··· INFORMATION SUPPLIED ···
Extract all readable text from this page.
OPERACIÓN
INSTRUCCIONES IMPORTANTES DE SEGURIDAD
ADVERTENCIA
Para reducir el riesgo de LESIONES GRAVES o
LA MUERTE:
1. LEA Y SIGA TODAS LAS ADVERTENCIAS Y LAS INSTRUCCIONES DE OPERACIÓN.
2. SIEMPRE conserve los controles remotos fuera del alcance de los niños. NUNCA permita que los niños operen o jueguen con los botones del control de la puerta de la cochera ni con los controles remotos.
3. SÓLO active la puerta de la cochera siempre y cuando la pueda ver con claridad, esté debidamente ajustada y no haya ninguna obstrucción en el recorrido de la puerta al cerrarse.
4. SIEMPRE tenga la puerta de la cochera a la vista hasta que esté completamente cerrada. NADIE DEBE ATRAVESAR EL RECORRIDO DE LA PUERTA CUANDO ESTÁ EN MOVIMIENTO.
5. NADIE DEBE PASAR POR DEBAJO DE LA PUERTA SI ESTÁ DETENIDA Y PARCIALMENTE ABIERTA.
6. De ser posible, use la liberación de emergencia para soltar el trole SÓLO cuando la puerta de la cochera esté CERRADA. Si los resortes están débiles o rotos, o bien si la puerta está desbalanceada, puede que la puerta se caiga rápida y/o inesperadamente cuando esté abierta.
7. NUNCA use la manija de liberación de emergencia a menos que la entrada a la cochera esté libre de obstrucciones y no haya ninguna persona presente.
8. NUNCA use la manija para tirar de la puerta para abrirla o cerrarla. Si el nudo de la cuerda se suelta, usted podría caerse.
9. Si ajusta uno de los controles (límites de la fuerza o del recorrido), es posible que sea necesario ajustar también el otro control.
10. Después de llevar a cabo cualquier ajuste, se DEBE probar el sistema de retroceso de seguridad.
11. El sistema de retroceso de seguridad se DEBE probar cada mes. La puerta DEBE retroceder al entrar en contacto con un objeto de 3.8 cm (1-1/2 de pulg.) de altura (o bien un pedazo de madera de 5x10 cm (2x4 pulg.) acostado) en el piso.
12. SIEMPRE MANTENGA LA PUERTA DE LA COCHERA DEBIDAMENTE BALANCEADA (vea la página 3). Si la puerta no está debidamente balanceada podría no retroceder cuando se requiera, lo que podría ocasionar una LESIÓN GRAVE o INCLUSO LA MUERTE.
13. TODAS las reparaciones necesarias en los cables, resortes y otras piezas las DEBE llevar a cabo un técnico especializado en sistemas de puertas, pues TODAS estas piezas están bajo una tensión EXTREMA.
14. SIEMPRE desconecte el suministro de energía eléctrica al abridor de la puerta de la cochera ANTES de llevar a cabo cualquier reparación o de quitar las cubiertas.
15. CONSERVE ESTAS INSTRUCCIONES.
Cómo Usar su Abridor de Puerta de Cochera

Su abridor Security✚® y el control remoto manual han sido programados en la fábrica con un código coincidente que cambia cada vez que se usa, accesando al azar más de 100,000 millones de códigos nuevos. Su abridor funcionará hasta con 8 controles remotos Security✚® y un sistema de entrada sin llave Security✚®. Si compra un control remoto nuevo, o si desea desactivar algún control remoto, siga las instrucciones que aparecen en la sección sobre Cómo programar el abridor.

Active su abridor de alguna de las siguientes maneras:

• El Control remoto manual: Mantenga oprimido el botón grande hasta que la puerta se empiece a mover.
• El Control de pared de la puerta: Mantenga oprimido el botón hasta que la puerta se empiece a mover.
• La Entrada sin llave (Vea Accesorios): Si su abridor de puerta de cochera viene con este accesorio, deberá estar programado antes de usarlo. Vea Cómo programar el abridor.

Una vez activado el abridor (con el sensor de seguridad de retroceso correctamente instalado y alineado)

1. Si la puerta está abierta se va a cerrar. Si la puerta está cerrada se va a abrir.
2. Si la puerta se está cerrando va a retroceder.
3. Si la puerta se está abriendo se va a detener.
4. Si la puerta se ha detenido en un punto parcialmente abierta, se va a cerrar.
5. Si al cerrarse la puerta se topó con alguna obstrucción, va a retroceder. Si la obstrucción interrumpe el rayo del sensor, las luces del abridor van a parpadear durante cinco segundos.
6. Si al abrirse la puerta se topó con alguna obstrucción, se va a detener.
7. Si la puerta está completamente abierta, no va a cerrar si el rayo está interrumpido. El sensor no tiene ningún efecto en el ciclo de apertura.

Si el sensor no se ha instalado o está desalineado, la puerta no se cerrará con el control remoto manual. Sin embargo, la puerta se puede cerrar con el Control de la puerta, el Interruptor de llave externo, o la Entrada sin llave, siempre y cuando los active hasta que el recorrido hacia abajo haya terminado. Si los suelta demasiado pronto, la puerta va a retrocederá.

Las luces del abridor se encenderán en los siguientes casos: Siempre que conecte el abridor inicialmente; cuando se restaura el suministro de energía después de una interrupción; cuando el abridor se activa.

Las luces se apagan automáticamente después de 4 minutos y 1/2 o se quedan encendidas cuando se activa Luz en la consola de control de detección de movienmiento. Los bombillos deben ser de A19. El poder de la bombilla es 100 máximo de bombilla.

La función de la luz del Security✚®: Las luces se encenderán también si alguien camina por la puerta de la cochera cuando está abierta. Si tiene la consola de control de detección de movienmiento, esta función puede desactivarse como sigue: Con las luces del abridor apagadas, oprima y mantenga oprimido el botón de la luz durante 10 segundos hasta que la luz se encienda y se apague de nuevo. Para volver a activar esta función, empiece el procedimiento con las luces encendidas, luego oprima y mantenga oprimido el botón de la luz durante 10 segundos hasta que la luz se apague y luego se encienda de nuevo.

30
···
_GOAL_. Recopy the entries above exactly, with every line included.

_SOLVED EXERCISE_.
Extract all readable text from this page.
OPERACIÓN
INSTRUCCIONES IMPORTANTES DE SEGURIDAD
ADVERTENCIA
Para reducir el riesgo de LESIONES GRAVES o
LA MUERTE:
1. LEA Y SIGA TODAS LAS ADVERTENCIAS Y LAS INSTRUCCIONES DE OPERACIÓN.
2. SIEMPRE conserve los controles remotos fuera del alcance de los niños. NUNCA permita que los niños operen o jueguen con los botones del control de la puerta de la cochera ni con los controles remotos.
3. SÓLO active la puerta de la cochera siempre y cuando la pueda ver con claridad, esté debidamente ajustada y no haya ninguna obstrucción en el recorrido de la puerta al cerrarse.
4. SIEMPRE tenga la puerta de la cochera a la vista hasta que esté completamente cerrada. NADIE DEBE ATRAVESAR EL RECORRIDO DE LA PUERTA CUANDO ESTÁ EN MOVIMIENTO.
5. NADIE DEBE PASAR POR DEBAJO DE LA PUERTA SI ESTÁ DETENIDA Y PARCIALMENTE ABIERTA.
6. De ser posible, use la liberación de emergencia para soltar el trole SÓLO cuando la puerta de la cochera esté CERRADA. Si los resortes están débiles o rotos, o bien si la puerta está desbalanceada, puede que la puerta se caiga rápida y/o inesperadamente cuando esté abierta.
7. NUNCA use la manija de liberación de emergencia a menos que la entrada a la cochera esté libre de obstrucciones y no haya ninguna persona presente.
8. NUNCA use la manija para tirar de la puerta para abrirla o cerrarla. Si el nudo de la cuerda se suelta, usted podría caerse.
9. Si ajusta uno de los controles (límites de la fuerza o del recorrido), es posible que sea necesario ajustar también el otro control.
10. Después de llevar a cabo cualquier ajuste, se DEBE probar el sistema de retroceso de seguridad.
11. El sistema de retroceso de seguridad se DEBE probar cada mes. La puerta DEBE retroceder al entrar en contacto con un objeto de 3.8 cm (1-1/2 de pulg.) de altura (o bien un pedazo de madera de 5x10 cm (2x4 pulg.) acostado) en el piso.
12. SIEMPRE MANTENGA LA PUERTA DE LA COCHERA DEBIDAMENTE BALANCEADA (vea la página 3). Si la puerta no está debidamente balanceada podría no retroceder cuando se requiera, lo que podría ocasionar una LESIÓN GRAVE o INCLUSO LA MUERTE.
13. TODAS las reparaciones necesarias en los cables, resortes y otras piezas las DEBE llevar a cabo un técnico especializado en sistemas de puertas, pues TODAS estas piezas están bajo una tensión EXTREMA.
14. SIEMPRE desconecte el suministro de energía eléctrica al abridor de la puerta de la cochera ANTES de llevar a cabo cualquier reparación o de quitar las cubiertas.
15. CONSERVE ESTAS INSTRUCCIONES.
Cómo Usar su Abridor de Puerta de Cochera

Su abridor Security✚® y el control remoto manual han sido programados en la fábrica con un código coincidente que cambia cada vez que se usa, accesando al azar más de 100,000 millones de códigos nuevos. Su abridor funcionará hasta con 8 controles remotos Security✚® y un sistema de entrada sin llave Security✚®. Si compra un control remoto nuevo, o si desea desactivar algún control remoto, siga las instrucciones que aparecen en la sección sobre Cómo programar el abridor.

Active su abridor de alguna de las siguientes maneras:

• El Control remoto manual: Mantenga oprimido el botón grande hasta que la puerta se empiece a mover.
• El Control de pared de la puerta: Mantenga oprimido el botón hasta que la puerta se empiece a mover.
• La Entrada sin llave (Vea Accesorios): Si su abridor de puerta de cochera viene con este accesorio, deberá estar programado antes de usarlo. Vea Cómo programar el abridor.

Una vez activado el abridor (con el sensor de seguridad de retroceso correctamente instalado y alineado)

1. Si la puerta está abierta se va a cerrar. Si la puerta está cerrada se va a abrir.
2. Si la puerta se está cerrando va a retroceder.
3. Si la puerta se está abriendo se va a detener.
4. Si la puerta se ha detenido en un punto parcialmente abierta, se va a cerrar.
5. Si al cerrarse la puerta se topó con alguna obstrucción, va a retroceder. Si la obstrucción interrumpe el rayo del sensor, las luces del abridor van a parpadear durante cinco segundos.
6. Si al abrirse la puerta se topó con alguna obstrucción, se va a detener.
7. Si la puerta está completamente abierta, no va a cerrar si el rayo está interrumpido. El sensor no tiene ningún efecto en el ciclo de apertura.

Si el sensor no se ha instalado o está desalineado, la puerta no se cerrará con el control remoto manual. Sin embargo, la puerta se puede cerrar con el Control de la puerta, el Interruptor de llave externo, o la Entrada sin llave, siempre y cuando los active hasta que el recorrido hacia abajo haya terminado. Si los suelta demasiado pronto, la puerta va a retrocederá.

Las luces del abridor se encenderán en los siguientes casos: Siempre que conecte el abridor inicialmente; cuando se restaura el suministro de energía después de una interrupción; cuando el abridor se activa.

Las luces se apagan automáticamente después de 4 minutos y 1/2 o se quedan encendidas cuando se activa Luz en la consola de control de detección de movienmiento. Los bombillos deben ser de A19. El poder de la bombilla es 100 máximo de bombilla.

La función de la luz del Security✚®: Las luces se encenderán también si alguien camina por la puerta de la cochera cuando está abierta. Si tiene la consola de control de detección de movienmiento, esta función puede desactivarse como sigue: Con las luces del abridor apagadas, oprima y mantenga oprimido el botón de la luz durante 10 segundos hasta que la luz se encienda y se apague de nuevo. Para volver a activar esta función, empiece el procedimiento con las luces encendidas, luego oprima y mantenga oprimido el botón de la luz durante 10 segundos hasta que la luz se apague y luego se encienda de nuevo.

30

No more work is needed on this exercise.